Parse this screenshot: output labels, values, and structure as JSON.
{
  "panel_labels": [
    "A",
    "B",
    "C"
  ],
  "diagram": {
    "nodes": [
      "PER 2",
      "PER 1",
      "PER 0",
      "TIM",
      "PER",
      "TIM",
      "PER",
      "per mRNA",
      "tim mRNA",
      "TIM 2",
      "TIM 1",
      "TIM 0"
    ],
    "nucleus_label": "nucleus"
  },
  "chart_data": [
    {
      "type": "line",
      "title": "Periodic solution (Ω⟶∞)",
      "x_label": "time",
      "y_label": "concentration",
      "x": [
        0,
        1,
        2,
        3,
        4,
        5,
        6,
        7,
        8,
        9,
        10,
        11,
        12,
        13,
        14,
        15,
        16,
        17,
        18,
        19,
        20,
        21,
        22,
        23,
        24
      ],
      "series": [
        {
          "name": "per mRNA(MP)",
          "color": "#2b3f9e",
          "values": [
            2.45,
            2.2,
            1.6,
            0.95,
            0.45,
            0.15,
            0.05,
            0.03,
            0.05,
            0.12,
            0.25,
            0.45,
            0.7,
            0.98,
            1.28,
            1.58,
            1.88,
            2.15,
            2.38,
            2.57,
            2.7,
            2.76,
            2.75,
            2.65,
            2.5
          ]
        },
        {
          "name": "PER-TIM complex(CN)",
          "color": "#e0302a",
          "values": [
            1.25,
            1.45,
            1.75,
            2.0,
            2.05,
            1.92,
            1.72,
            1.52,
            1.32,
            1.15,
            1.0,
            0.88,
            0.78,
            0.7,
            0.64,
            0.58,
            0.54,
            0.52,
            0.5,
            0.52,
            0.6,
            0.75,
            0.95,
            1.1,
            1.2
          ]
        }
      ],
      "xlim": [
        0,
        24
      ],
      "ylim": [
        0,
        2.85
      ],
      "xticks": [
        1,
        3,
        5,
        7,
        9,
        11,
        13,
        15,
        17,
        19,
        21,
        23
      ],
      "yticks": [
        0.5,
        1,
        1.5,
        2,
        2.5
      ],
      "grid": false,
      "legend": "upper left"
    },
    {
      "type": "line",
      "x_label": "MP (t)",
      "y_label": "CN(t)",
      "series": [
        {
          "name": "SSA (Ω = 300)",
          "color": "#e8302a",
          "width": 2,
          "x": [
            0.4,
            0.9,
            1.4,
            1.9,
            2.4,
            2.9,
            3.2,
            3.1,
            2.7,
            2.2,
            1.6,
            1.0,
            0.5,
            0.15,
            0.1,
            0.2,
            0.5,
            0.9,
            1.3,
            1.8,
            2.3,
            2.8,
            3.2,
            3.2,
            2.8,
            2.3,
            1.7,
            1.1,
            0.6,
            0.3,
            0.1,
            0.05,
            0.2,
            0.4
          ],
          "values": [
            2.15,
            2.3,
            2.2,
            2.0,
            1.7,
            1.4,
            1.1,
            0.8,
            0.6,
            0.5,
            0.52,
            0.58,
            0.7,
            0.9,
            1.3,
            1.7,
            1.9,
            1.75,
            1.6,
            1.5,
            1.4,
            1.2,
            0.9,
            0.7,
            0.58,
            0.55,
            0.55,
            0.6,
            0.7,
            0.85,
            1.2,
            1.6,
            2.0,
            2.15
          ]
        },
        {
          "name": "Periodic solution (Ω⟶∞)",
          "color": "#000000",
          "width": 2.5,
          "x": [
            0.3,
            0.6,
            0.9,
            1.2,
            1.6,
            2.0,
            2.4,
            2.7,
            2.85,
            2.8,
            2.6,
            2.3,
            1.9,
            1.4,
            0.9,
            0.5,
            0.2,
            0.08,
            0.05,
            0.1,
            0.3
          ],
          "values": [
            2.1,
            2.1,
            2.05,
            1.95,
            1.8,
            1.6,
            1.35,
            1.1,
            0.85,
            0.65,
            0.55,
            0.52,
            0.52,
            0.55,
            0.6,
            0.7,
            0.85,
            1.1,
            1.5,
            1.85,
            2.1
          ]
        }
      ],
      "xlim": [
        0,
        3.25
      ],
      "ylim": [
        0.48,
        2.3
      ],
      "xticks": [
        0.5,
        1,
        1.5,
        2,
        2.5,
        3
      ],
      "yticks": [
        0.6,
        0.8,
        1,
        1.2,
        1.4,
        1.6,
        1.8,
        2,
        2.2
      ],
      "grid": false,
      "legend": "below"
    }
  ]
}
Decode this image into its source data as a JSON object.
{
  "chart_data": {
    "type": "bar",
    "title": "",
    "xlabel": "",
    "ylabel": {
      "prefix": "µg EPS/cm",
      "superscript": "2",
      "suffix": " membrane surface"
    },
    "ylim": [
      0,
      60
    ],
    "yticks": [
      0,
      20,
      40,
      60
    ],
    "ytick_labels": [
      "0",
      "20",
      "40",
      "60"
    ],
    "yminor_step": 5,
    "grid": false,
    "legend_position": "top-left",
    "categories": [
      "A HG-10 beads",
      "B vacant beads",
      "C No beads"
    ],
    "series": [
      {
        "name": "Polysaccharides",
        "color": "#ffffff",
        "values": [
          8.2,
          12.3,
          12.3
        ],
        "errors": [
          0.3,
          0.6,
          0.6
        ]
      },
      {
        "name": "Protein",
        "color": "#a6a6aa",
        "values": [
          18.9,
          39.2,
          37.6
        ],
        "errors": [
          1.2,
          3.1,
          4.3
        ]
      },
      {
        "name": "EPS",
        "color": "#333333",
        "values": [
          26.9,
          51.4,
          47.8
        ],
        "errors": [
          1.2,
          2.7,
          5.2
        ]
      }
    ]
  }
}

○ ○ ○ ○

DIRECTIONS. Go through the entries and return each line where the word "name" appears.

TASK OUTPUT.
          "name": "per mRNA(MP)",
          "name": "PER-TIM complex(CN)",
          "name": "SSA (Ω = 300)",
          "name": "Periodic solution (Ω⟶∞)",
        "name": "Polysaccharides",
        "name": "Protein",
        "name": "EPS",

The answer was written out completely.